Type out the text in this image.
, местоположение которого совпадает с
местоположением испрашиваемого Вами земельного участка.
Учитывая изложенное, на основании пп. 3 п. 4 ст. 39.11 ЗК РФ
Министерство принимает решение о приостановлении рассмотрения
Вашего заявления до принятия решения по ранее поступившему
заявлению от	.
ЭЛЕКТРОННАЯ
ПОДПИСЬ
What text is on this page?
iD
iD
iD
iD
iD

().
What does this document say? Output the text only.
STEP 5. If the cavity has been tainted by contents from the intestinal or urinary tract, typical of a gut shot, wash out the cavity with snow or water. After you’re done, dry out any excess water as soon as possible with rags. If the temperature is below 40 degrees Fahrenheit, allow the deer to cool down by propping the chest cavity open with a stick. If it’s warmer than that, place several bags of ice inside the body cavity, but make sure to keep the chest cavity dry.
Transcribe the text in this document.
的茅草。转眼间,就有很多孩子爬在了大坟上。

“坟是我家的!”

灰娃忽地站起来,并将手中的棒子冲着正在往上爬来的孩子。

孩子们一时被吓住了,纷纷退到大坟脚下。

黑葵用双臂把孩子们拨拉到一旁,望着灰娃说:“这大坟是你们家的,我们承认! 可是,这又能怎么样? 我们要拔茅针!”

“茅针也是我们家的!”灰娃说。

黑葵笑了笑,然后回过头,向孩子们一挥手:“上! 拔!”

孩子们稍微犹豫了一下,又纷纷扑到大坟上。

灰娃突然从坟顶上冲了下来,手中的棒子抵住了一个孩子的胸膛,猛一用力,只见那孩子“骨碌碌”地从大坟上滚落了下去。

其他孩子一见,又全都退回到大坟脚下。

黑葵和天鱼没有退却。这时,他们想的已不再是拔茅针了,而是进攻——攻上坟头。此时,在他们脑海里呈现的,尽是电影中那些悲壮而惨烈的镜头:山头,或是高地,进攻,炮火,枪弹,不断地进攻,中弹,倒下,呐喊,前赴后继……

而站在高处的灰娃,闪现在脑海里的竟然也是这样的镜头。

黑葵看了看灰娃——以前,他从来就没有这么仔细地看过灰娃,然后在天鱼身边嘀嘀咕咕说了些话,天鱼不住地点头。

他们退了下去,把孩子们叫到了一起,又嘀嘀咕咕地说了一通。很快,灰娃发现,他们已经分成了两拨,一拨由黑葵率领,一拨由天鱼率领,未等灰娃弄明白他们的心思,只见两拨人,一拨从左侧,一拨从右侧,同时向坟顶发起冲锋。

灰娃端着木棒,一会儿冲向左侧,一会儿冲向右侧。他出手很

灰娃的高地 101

▶ _To do_:
Above are some records; extract every one of them exactly.

▶ _The output_:
Type out the text in this image.
, местоположение которого совпадает с
местоположением испрашиваемого Вами земельного участка.
Учитывая изложенное, на основании пп. 3 п. 4 ст. 39.11 ЗК РФ
Министерство принимает решение о приостановлении рассмотрения
Вашего заявления до принятия решения по ранее поступившему
заявлению от	.
ЭЛЕКТРОННАЯ
ПОДПИСЬ
What text is on this page?
iD
iD
iD
iD
iD

().
What does this document say? Output the text only.
STEP 5. If the cavity has been tainted by contents from the intestinal or urinary tract, typical of a gut shot, wash out the cavity with snow or water. After you’re done, dry out any excess water as soon as possible with rags. If the temperature is below 40 degrees Fahrenheit, allow the deer to cool down by propping the chest cavity open with a stick. If it’s warmer than that, place several bags of ice inside the body cavity, but make sure to keep the chest cavity dry.
Transcribe the text in this document.
的茅草。转眼间,就有很多孩子爬在了大坟上。

“坟是我家的!”

灰娃忽地站起来,并将手中的棒子冲着正在往上爬来的孩子。

孩子们一时被吓住了,纷纷退到大坟脚下。

黑葵用双臂把孩子们拨拉到一旁,望着灰娃说:“这大坟是你们家的,我们承认! 可是,这又能怎么样? 我们要拔茅针!”

“茅针也是我们家的!”灰娃说。

黑葵笑了笑,然后回过头,向孩子们一挥手:“上! 拔!”

孩子们稍微犹豫了一下,又纷纷扑到大坟上。

灰娃突然从坟顶上冲了下来,手中的棒子抵住了一个孩子的胸膛,猛一用力,只见那孩子“骨碌碌”地从大坟上滚落了下去。

其他孩子一见,又全都退回到大坟脚下。

黑葵和天鱼没有退却。这时,他们想的已不再是拔茅针了,而是进攻——攻上坟头。此时,在他们脑海里呈现的,尽是电影中那些悲壮而惨烈的镜头:山头,或是高地,进攻,炮火,枪弹,不断地进攻,中弹,倒下,呐喊,前赴后继……

而站在高处的灰娃,闪现在脑海里的竟然也是这样的镜头。

黑葵看了看灰娃——以前,他从来就没有这么仔细地看过灰娃,然后在天鱼身边嘀嘀咕咕说了些话,天鱼不住地点头。

他们退了下去,把孩子们叫到了一起,又嘀嘀咕咕地说了一通。很快,灰娃发现,他们已经分成了两拨,一拨由黑葵率领,一拨由天鱼率领,未等灰娃弄明白他们的心思,只见两拨人,一拨从左侧,一拨从右侧,同时向坟顶发起冲锋。

灰娃端着木棒,一会儿冲向左侧,一会儿冲向右侧。他出手很

灰娃的高地 101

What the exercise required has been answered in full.